- **Source material**:
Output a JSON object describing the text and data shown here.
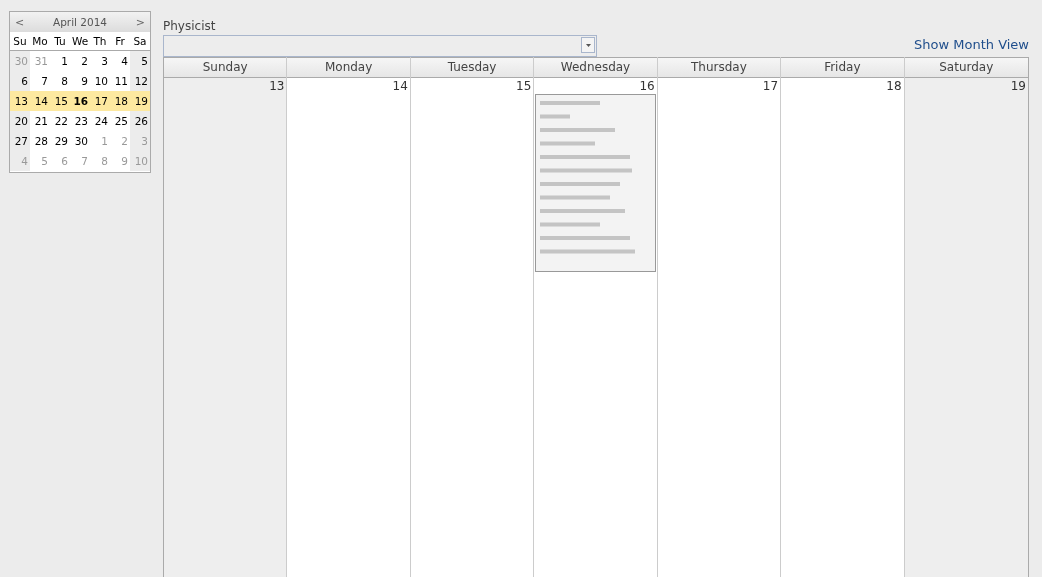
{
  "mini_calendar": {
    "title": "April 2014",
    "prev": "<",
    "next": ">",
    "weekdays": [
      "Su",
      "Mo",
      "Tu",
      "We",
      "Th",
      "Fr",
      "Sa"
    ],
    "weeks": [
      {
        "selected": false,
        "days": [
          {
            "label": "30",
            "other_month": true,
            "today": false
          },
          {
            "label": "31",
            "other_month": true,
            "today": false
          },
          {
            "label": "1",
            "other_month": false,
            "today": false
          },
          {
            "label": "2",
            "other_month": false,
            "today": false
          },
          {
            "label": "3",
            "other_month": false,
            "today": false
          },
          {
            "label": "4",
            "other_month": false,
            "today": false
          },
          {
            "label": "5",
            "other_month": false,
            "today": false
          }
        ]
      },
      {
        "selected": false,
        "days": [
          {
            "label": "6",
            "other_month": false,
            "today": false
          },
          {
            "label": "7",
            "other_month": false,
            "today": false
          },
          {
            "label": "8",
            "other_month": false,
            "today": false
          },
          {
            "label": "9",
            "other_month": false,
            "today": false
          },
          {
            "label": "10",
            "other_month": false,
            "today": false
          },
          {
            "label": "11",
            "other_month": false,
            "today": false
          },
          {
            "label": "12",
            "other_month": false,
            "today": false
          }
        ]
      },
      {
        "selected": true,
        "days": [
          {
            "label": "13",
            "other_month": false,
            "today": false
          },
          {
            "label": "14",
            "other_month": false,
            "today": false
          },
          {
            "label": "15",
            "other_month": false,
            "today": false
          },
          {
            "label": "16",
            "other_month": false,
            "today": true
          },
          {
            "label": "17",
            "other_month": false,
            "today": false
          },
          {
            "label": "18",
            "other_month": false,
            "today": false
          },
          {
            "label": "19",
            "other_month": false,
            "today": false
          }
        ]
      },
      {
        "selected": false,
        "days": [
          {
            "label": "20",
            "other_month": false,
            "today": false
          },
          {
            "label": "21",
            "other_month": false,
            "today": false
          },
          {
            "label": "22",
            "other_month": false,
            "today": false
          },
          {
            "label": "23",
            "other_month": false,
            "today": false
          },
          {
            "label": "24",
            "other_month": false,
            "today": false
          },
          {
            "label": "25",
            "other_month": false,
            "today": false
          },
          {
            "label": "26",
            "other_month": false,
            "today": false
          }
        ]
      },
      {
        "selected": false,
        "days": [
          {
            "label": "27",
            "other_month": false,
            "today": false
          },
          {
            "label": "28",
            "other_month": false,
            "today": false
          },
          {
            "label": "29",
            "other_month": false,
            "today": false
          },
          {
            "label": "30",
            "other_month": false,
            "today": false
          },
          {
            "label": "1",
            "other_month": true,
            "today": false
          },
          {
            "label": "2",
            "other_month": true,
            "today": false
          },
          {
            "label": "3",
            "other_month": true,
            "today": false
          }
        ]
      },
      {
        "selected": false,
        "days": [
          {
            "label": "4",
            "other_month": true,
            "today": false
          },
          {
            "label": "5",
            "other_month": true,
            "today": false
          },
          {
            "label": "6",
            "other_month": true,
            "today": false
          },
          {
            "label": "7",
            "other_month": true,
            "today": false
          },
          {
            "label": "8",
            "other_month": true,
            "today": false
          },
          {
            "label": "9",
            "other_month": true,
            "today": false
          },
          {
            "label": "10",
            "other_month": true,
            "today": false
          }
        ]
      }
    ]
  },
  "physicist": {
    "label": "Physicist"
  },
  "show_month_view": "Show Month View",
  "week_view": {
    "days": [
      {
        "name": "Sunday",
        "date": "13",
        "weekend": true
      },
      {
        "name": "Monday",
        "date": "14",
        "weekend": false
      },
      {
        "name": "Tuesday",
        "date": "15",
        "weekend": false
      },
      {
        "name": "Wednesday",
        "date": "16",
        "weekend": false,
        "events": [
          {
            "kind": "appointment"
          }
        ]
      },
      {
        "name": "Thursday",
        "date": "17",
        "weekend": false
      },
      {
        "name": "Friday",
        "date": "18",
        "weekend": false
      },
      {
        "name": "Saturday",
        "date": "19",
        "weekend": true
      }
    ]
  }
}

- **Written problem**:
Gather and return every line that holds the string "name".

- **Answer to the problem**:
        "name": "Sunday",
        "name": "Monday",
        "name": "Tuesday",
        "name": "Wednesday",
        "name": "Thursday",
        "name": "Friday",
        "name": "Saturday",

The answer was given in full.